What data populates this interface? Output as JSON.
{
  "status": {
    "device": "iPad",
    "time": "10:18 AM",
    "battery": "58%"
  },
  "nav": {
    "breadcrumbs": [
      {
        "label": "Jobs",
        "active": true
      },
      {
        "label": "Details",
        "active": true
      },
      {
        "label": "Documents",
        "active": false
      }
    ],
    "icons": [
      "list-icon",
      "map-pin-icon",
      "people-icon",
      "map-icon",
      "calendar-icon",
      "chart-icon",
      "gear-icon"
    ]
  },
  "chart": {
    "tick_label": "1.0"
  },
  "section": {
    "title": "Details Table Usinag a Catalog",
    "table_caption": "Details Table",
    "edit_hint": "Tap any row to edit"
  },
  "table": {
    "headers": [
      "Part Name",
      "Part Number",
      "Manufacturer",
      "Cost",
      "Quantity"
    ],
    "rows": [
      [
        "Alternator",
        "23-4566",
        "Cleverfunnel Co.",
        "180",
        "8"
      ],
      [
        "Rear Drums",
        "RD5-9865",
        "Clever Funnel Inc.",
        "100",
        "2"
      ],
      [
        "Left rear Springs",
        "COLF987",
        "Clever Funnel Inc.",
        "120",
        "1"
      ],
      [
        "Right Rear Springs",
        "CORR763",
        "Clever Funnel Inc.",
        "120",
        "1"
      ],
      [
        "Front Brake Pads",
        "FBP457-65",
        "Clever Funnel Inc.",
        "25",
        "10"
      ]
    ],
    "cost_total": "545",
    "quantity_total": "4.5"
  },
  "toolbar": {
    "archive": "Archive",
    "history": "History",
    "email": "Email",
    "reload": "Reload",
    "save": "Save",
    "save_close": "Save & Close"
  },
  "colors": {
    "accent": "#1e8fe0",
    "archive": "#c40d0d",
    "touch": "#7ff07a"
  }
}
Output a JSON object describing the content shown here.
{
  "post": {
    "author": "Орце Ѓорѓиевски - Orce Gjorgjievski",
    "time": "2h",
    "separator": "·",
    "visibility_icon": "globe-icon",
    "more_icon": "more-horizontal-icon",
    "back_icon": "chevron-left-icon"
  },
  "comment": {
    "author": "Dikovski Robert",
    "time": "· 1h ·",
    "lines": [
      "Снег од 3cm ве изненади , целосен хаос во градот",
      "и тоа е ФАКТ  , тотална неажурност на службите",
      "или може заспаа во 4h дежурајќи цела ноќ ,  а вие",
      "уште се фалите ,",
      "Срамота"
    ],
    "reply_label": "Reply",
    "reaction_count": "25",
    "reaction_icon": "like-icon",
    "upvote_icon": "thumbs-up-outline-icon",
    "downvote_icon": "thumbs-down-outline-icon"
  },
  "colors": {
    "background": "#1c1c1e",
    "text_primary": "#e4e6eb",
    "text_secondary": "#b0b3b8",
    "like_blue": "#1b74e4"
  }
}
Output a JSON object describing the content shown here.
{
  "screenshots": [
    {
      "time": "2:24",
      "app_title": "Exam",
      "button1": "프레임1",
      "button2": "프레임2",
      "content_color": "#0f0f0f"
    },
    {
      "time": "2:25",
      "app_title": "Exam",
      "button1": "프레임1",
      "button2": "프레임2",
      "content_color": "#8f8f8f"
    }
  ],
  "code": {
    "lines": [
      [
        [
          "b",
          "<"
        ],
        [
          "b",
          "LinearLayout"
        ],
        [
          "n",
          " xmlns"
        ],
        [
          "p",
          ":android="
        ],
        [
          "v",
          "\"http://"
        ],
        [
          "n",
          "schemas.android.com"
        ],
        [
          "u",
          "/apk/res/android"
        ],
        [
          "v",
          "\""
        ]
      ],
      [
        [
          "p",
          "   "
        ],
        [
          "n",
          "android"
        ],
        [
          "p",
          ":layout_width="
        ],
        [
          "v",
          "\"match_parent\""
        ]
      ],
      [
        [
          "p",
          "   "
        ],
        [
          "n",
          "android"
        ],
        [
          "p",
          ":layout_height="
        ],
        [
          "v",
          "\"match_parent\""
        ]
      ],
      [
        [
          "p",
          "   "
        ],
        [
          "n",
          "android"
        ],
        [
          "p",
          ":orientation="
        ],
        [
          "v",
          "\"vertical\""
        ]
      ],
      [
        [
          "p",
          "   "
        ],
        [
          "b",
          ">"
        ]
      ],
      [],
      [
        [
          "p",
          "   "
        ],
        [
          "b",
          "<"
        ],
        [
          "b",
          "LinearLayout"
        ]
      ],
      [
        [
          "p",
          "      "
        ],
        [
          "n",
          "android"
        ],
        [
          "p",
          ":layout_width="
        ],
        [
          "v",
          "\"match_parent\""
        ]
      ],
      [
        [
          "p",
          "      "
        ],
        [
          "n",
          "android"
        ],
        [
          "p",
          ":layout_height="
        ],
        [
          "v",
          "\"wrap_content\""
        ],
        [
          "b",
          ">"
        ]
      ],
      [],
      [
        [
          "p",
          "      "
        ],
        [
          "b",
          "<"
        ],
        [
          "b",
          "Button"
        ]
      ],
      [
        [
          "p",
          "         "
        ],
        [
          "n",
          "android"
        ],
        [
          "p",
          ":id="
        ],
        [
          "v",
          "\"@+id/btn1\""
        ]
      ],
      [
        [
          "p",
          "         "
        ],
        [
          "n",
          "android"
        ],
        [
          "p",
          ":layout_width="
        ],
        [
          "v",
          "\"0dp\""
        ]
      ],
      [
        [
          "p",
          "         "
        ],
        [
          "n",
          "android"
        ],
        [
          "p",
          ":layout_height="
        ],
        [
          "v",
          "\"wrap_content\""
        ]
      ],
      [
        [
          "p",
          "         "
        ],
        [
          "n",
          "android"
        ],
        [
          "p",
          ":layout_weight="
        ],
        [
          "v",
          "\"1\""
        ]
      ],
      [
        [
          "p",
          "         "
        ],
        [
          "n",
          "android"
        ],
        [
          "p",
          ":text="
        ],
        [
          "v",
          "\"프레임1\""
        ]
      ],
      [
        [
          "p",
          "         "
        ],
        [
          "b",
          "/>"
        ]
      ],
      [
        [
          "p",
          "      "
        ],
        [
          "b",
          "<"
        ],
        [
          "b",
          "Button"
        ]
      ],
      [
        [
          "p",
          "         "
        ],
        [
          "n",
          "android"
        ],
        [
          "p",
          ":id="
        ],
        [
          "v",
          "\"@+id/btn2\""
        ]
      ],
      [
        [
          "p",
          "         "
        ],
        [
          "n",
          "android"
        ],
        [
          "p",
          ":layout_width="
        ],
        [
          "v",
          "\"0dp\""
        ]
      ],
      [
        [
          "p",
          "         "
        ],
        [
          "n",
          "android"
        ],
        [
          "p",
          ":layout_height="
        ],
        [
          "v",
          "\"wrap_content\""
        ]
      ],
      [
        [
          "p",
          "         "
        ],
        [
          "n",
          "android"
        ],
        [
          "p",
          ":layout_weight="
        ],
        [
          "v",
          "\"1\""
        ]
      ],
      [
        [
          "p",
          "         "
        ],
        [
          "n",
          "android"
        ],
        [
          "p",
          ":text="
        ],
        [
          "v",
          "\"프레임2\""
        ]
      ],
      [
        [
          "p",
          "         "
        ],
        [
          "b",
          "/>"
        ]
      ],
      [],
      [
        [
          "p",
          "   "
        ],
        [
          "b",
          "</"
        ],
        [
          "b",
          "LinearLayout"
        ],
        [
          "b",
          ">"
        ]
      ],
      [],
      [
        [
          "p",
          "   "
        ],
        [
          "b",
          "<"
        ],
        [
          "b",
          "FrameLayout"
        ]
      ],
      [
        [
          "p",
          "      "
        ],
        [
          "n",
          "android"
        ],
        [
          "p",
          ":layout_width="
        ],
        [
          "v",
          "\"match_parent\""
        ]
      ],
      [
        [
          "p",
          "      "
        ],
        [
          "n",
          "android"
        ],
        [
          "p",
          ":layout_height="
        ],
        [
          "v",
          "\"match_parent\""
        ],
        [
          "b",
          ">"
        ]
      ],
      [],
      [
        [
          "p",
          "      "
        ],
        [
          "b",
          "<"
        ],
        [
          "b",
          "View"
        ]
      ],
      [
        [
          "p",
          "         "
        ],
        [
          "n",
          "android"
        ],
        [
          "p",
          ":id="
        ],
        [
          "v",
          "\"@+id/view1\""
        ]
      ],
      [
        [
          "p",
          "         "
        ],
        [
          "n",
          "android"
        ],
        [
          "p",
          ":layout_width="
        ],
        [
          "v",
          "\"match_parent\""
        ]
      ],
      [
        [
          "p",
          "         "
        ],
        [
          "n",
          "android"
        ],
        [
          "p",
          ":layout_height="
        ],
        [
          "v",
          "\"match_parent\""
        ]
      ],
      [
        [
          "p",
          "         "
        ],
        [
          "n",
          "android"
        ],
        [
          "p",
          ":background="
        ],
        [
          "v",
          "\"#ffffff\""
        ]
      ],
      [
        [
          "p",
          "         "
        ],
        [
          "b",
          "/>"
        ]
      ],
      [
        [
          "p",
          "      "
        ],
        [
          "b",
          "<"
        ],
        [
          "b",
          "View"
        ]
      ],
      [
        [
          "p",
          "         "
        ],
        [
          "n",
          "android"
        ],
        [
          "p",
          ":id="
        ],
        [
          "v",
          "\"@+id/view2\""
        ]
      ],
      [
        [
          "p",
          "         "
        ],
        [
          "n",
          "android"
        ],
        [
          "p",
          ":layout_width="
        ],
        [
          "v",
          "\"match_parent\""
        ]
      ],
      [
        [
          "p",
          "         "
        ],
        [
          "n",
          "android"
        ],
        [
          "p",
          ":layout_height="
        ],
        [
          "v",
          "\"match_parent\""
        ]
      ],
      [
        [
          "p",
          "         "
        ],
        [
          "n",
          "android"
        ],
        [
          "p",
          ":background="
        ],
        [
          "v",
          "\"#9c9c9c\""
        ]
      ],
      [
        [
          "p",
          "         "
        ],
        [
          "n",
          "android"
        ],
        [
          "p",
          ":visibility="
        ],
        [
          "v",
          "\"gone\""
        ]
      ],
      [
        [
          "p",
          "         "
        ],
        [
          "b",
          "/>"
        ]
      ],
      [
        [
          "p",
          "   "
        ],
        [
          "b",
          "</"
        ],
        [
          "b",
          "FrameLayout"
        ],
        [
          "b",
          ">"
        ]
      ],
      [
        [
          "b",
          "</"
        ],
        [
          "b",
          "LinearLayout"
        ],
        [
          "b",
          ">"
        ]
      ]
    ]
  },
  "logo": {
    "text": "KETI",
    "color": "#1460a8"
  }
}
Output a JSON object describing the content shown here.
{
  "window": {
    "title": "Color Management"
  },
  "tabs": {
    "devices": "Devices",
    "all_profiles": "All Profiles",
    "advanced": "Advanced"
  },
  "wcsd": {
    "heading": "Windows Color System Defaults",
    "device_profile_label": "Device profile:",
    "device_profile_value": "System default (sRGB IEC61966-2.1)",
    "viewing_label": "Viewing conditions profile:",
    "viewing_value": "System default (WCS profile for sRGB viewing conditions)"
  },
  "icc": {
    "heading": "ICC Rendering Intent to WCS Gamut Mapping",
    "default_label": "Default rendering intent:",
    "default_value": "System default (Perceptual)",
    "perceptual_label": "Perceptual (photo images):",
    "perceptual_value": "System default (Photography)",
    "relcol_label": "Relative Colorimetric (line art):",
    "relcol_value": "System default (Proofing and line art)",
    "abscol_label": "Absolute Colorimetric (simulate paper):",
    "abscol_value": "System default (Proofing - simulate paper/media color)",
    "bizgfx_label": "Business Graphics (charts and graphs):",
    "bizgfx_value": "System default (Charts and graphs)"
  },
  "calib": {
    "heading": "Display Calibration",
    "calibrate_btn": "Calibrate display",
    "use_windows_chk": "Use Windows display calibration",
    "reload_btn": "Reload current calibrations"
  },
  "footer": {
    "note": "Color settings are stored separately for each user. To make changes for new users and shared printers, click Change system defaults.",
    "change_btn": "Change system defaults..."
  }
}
-=-=-
- [Given request]:
Filter the records above for "Details" and copy every matching line.

- [Exercise answer]:
        "label": "Details",
    "title": "Details Table Usinag a Catalog",
    "table_caption": "Details Table",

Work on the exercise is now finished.